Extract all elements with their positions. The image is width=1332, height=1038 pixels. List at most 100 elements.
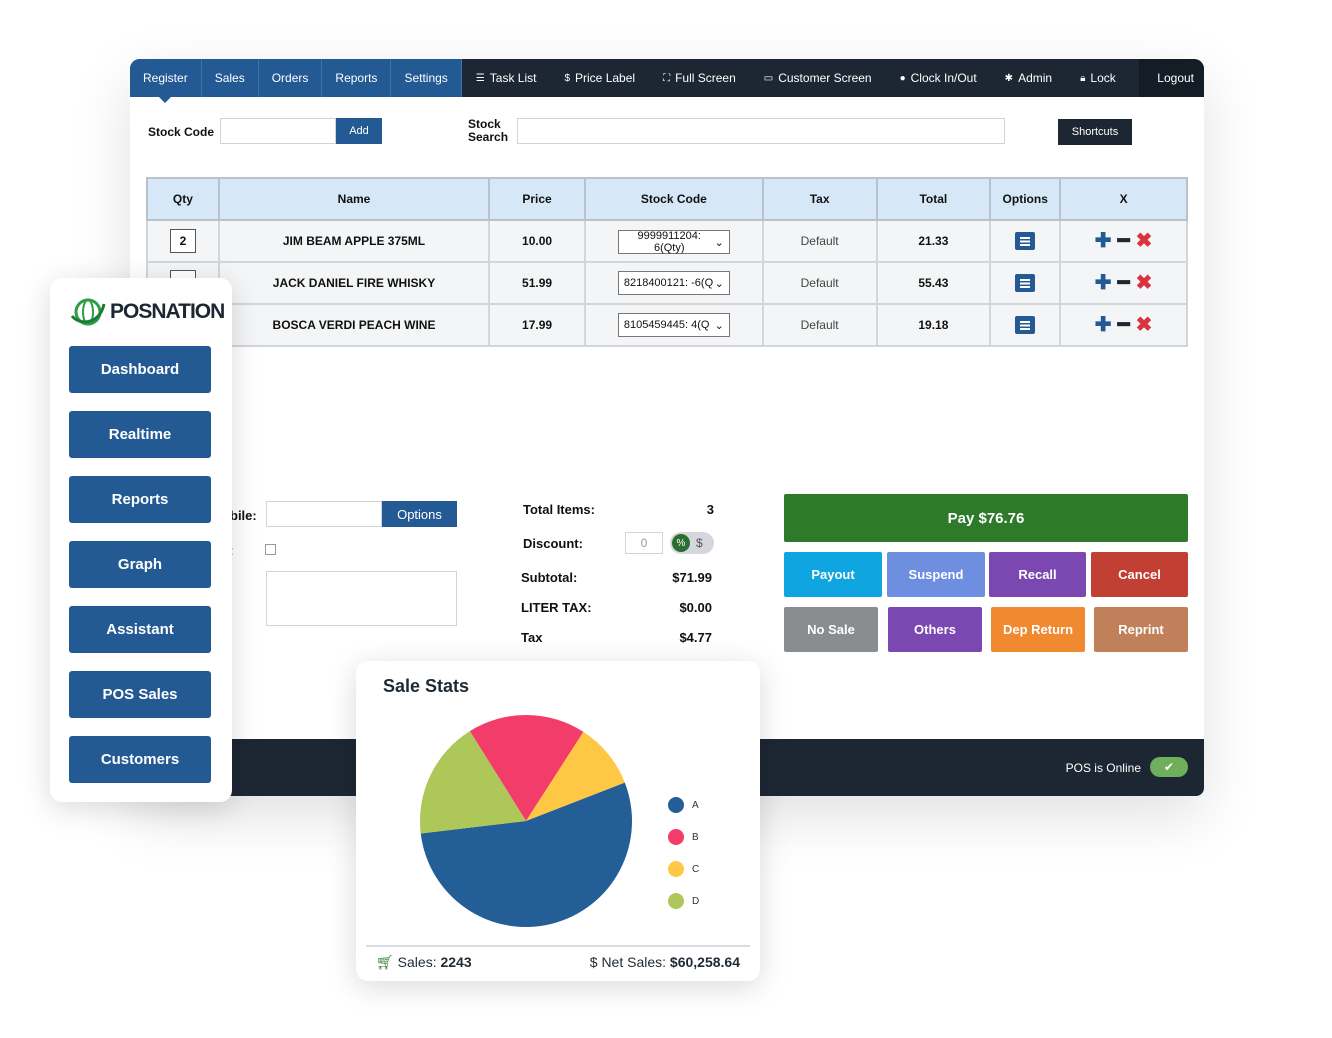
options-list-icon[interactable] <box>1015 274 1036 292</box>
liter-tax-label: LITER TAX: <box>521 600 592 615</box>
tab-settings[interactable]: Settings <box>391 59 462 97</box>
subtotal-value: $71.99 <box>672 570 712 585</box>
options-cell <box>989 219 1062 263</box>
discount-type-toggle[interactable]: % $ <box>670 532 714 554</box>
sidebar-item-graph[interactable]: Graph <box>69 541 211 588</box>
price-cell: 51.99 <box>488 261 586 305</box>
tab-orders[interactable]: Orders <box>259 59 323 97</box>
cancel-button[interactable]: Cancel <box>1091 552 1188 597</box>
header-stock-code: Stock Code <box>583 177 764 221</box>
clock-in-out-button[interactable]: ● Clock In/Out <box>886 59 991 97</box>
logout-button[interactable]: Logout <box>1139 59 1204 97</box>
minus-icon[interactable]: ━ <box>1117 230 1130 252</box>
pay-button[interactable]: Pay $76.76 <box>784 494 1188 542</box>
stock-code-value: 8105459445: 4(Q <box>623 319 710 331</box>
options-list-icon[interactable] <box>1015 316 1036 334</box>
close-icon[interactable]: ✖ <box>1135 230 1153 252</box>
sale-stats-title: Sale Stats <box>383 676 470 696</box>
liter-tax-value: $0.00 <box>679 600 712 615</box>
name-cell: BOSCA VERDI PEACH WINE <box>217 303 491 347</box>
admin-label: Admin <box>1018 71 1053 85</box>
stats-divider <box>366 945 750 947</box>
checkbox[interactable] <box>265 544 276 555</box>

▶ EXERCISE TASK: Copy out, unchanged, the part of the items that opens with the line containing "options-list-icon[interactable] <box>1015 274" and closes with the line containing "price-cell: 51.99 <box>488 261 586 305</box>", including both of those lines.

▶ RESULT OF THIS TASK:
options-list-icon[interactable] <box>1015 274 1036 292</box>
liter-tax-label: LITER TAX: <box>521 600 592 615</box>
tab-settings[interactable]: Settings <box>391 59 462 97</box>
subtotal-value: $71.99 <box>672 570 712 585</box>
options-cell <box>989 219 1062 263</box>
discount-type-toggle[interactable]: % $ <box>670 532 714 554</box>
sidebar-item-graph[interactable]: Graph <box>69 541 211 588</box>
price-cell: 51.99 <box>488 261 586 305</box>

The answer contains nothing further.